(Task directions): Return only the line that contains "Read all visible" and each line after it, through the last line of the data below, copied exactly.

[Data entries]
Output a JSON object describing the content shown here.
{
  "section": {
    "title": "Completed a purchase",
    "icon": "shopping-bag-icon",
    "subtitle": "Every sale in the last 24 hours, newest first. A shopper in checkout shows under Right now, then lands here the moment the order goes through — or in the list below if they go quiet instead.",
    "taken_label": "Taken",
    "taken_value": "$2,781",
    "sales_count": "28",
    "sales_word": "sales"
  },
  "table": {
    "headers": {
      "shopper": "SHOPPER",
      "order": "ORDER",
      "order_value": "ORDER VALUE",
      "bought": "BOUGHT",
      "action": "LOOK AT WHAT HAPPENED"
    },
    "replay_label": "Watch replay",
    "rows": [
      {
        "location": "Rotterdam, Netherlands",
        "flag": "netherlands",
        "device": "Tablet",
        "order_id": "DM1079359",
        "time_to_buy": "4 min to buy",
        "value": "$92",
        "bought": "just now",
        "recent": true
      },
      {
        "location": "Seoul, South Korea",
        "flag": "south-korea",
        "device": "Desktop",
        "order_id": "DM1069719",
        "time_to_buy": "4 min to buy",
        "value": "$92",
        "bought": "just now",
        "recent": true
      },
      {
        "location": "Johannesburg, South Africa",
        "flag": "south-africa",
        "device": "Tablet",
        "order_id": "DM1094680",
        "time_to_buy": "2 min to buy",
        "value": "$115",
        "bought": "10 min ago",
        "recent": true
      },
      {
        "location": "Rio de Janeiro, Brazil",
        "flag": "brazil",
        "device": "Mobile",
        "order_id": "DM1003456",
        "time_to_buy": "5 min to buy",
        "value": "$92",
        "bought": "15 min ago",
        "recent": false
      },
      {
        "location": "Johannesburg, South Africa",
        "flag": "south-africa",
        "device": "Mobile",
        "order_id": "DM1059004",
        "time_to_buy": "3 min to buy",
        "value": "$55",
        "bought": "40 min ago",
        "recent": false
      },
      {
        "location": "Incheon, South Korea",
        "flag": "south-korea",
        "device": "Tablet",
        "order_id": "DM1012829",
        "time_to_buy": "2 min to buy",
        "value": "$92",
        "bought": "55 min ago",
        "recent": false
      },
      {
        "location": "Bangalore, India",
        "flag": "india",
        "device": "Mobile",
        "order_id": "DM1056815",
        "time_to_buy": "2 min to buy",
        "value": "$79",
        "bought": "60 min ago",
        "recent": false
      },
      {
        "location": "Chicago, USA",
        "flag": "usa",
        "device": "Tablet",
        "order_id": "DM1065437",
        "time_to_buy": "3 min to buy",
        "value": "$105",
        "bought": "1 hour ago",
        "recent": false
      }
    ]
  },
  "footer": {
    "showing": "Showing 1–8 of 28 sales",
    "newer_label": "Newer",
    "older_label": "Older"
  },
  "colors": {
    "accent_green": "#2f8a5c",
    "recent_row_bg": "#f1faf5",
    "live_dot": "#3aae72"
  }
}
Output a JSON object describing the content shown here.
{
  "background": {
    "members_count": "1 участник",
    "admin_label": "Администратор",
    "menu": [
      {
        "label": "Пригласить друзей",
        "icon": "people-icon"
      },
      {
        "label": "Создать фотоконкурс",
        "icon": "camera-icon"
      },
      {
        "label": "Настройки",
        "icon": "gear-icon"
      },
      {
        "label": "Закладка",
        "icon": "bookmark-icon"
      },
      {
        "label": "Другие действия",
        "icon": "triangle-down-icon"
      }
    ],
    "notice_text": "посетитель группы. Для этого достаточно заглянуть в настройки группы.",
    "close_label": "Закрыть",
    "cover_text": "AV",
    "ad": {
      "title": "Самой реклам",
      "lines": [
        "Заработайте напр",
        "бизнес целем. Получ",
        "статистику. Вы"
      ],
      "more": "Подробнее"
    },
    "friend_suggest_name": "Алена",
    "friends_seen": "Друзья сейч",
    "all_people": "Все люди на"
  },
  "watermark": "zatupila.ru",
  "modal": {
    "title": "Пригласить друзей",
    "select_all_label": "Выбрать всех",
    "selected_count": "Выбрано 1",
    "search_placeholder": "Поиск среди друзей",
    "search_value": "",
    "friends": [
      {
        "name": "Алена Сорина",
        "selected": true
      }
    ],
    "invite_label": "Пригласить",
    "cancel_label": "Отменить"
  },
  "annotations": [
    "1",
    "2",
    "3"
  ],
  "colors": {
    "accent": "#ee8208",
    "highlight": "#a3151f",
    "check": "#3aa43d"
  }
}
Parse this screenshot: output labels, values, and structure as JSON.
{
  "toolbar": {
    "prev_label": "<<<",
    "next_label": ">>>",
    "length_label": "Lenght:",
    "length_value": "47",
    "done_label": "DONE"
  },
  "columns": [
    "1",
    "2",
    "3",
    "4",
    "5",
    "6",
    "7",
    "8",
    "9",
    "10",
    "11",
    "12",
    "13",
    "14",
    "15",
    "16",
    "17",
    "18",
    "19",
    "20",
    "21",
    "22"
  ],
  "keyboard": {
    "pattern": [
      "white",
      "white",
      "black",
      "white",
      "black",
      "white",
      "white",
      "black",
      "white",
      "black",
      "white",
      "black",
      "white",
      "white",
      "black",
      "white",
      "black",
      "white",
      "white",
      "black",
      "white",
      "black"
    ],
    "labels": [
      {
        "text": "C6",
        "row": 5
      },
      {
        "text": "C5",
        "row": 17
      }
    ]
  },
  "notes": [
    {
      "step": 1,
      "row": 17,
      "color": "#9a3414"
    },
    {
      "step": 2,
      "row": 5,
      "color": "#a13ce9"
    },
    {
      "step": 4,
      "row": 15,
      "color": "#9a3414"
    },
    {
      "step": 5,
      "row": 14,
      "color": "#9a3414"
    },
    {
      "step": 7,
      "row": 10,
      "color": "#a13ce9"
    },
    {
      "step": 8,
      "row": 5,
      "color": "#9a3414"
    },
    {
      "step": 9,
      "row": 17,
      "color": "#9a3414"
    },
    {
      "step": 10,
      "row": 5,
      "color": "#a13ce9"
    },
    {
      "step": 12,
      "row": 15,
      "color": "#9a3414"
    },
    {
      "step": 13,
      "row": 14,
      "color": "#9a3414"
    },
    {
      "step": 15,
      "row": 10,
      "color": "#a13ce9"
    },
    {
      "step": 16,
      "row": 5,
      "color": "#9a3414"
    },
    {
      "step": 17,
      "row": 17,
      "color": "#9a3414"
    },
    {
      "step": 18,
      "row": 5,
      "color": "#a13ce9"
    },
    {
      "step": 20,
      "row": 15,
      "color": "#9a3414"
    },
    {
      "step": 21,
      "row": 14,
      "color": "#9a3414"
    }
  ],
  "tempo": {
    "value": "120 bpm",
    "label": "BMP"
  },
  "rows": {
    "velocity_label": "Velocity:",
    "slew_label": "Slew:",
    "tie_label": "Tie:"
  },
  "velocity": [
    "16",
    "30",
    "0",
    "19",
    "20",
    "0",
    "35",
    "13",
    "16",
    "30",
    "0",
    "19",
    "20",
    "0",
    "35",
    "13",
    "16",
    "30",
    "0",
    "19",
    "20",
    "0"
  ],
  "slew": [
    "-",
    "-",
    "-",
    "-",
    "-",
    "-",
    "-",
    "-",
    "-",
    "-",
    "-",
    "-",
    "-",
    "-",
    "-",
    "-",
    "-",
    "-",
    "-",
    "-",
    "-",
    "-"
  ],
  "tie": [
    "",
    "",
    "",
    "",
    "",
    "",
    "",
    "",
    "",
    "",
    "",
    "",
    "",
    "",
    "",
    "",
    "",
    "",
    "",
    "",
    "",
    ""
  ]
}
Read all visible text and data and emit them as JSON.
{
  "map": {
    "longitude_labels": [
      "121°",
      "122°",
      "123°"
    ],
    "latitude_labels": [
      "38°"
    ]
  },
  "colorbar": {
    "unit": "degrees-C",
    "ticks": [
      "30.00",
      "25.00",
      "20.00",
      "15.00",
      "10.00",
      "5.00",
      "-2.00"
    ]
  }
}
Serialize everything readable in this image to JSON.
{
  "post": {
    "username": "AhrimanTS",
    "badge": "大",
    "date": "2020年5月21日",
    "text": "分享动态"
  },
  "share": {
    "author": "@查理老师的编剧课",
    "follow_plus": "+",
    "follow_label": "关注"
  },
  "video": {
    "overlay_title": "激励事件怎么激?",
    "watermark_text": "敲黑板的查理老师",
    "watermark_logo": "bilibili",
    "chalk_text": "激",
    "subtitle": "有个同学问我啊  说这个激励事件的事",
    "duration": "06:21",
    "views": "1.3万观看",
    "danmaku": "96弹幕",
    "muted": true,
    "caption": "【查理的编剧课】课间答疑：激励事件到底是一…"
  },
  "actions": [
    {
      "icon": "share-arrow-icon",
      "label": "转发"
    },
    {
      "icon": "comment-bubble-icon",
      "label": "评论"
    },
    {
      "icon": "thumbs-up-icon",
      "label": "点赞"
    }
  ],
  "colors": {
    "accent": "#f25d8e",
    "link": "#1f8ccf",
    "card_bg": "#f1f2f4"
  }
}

(The reply):
Read all visible text and data and emit them as JSON.
{
  "map": {
    "longitude_labels": [
      "121°",
      "122°",
      "123°"
    ],
    "latitude_labels": [
      "38°"
    ]
  },
  "colorbar": {
    "unit": "degrees-C",
    "ticks": [
      "30.00",
      "25.00",
      "20.00",
      "15.00",
      "10.00",
      "5.00",
      "-2.00"
    ]
  }
}
Serialize everything readable in this image to JSON.
{
  "post": {
    "username": "AhrimanTS",
    "badge": "大",
    "date": "2020年5月21日",
    "text": "分享动态"
  },
  "share": {
    "author": "@查理老师的编剧课",
    "follow_plus": "+",
    "follow_label": "关注"
  },
  "video": {
    "overlay_title": "激励事件怎么激?",
    "watermark_text": "敲黑板的查理老师",
    "watermark_logo": "bilibili",
    "chalk_text": "激",
    "subtitle": "有个同学问我啊  说这个激励事件的事",
    "duration": "06:21",
    "views": "1.3万观看",
    "danmaku": "96弹幕",
    "muted": true,
    "caption": "【查理的编剧课】课间答疑：激励事件到底是一…"
  },
  "actions": [
    {
      "icon": "share-arrow-icon",
      "label": "转发"
    },
    {
      "icon": "comment-bubble-icon",
      "label": "评论"
    },
    {
      "icon": "thumbs-up-icon",
      "label": "点赞"
    }
  ],
  "colors": {
    "accent": "#f25d8e",
    "link": "#1f8ccf",
    "card_bg": "#f1f2f4"
  }
}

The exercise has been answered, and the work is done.